[What is being asked] Make an exact copy of the lines below.

(Records from a data source)

>> Begin

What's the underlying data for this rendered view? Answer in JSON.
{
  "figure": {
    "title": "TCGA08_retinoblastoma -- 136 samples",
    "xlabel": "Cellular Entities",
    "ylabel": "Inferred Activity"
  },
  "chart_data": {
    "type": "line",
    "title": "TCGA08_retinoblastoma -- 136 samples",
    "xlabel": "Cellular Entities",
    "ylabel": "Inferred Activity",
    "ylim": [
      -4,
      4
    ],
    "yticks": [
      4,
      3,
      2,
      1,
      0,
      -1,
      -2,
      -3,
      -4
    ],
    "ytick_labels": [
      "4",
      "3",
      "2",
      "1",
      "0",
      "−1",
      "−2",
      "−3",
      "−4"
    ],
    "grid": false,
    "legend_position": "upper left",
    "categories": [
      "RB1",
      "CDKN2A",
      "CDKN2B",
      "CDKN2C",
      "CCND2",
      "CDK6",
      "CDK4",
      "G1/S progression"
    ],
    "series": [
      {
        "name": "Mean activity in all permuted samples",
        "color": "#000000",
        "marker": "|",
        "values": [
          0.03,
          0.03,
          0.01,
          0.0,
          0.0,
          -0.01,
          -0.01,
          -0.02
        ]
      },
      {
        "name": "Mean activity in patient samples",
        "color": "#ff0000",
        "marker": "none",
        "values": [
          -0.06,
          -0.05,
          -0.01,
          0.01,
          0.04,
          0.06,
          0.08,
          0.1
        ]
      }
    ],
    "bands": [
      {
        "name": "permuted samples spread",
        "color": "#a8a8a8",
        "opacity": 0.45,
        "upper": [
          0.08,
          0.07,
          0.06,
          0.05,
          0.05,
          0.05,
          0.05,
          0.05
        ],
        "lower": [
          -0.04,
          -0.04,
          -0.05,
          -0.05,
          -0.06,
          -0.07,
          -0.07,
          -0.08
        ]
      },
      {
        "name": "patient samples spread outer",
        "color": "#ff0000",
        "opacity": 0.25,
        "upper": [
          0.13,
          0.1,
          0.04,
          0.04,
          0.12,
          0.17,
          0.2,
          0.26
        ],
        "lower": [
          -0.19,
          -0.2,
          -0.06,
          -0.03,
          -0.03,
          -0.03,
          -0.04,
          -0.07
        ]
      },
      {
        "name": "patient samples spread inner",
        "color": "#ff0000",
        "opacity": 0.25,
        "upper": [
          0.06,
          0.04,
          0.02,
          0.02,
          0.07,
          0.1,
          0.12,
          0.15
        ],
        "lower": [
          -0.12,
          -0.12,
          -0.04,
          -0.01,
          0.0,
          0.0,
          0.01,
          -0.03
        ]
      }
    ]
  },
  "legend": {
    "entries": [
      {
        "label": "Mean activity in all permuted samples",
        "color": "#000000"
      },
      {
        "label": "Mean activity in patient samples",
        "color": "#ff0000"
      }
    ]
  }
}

>> End

[Problem solution]
What's the underlying data for this rendered view? Answer in JSON.
{
  "figure": {
    "title": "TCGA08_retinoblastoma -- 136 samples",
    "xlabel": "Cellular Entities",
    "ylabel": "Inferred Activity"
  },
  "chart_data": {
    "type": "line",
    "title": "TCGA08_retinoblastoma -- 136 samples",
    "xlabel": "Cellular Entities",
    "ylabel": "Inferred Activity",
    "ylim": [
      -4,
      4
    ],
    "yticks": [
      4,
      3,
      2,
      1,
      0,
      -1,
      -2,
      -3,
      -4
    ],
    "ytick_labels": [
      "4",
      "3",
      "2",
      "1",
      "0",
      "−1",
      "−2",
      "−3",
      "−4"
    ],
    "grid": false,
    "legend_position": "upper left",
    "categories": [
      "RB1",
      "CDKN2A",
      "CDKN2B",
      "CDKN2C",
      "CCND2",
      "CDK6",
      "CDK4",
      "G1/S progression"
    ],
    "series": [
      {
        "name": "Mean activity in all permuted samples",
        "color": "#000000",
        "marker": "|",
        "values": [
          0.03,
          0.03,
          0.01,
          0.0,
          0.0,
          -0.01,
          -0.01,
          -0.02
        ]
      },
      {
        "name": "Mean activity in patient samples",
        "color": "#ff0000",
        "marker": "none",
        "values": [
          -0.06,
          -0.05,
          -0.01,
          0.01,
          0.04,
          0.06,
          0.08,
          0.1
        ]
      }
    ],
    "bands": [
      {
        "name": "permuted samples spread",
        "color": "#a8a8a8",
        "opacity": 0.45,
        "upper": [
          0.08,
          0.07,
          0.06,
          0.05,
          0.05,
          0.05,
          0.05,
          0.05
        ],
        "lower": [
          -0.04,
          -0.04,
          -0.05,
          -0.05,
          -0.06,
          -0.07,
          -0.07,
          -0.08
        ]
      },
      {
        "name": "patient samples spread outer",
        "color": "#ff0000",
        "opacity": 0.25,
        "upper": [
          0.13,
          0.1,
          0.04,
          0.04,
          0.12,
          0.17,
          0.2,
          0.26
        ],
        "lower": [
          -0.19,
          -0.2,
          -0.06,
          -0.03,
          -0.03,
          -0.03,
          -0.04,
          -0.07
        ]
      },
      {
        "name": "patient samples spread inner",
        "color": "#ff0000",
        "opacity": 0.25,
        "upper": [
          0.06,
          0.04,
          0.02,
          0.02,
          0.07,
          0.1,
          0.12,
          0.15
        ],
        "lower": [
          -0.12,
          -0.12,
          -0.04,
          -0.01,
          0.0,
          0.0,
          0.01,
          -0.03
        ]
      }
    ]
  },
  "legend": {
    "entries": [
      {
        "label": "Mean activity in all permuted samples",
        "color": "#000000"
      },
      {
        "label": "Mean activity in patient samples",
        "color": "#ff0000"
      }
    ]
  }
}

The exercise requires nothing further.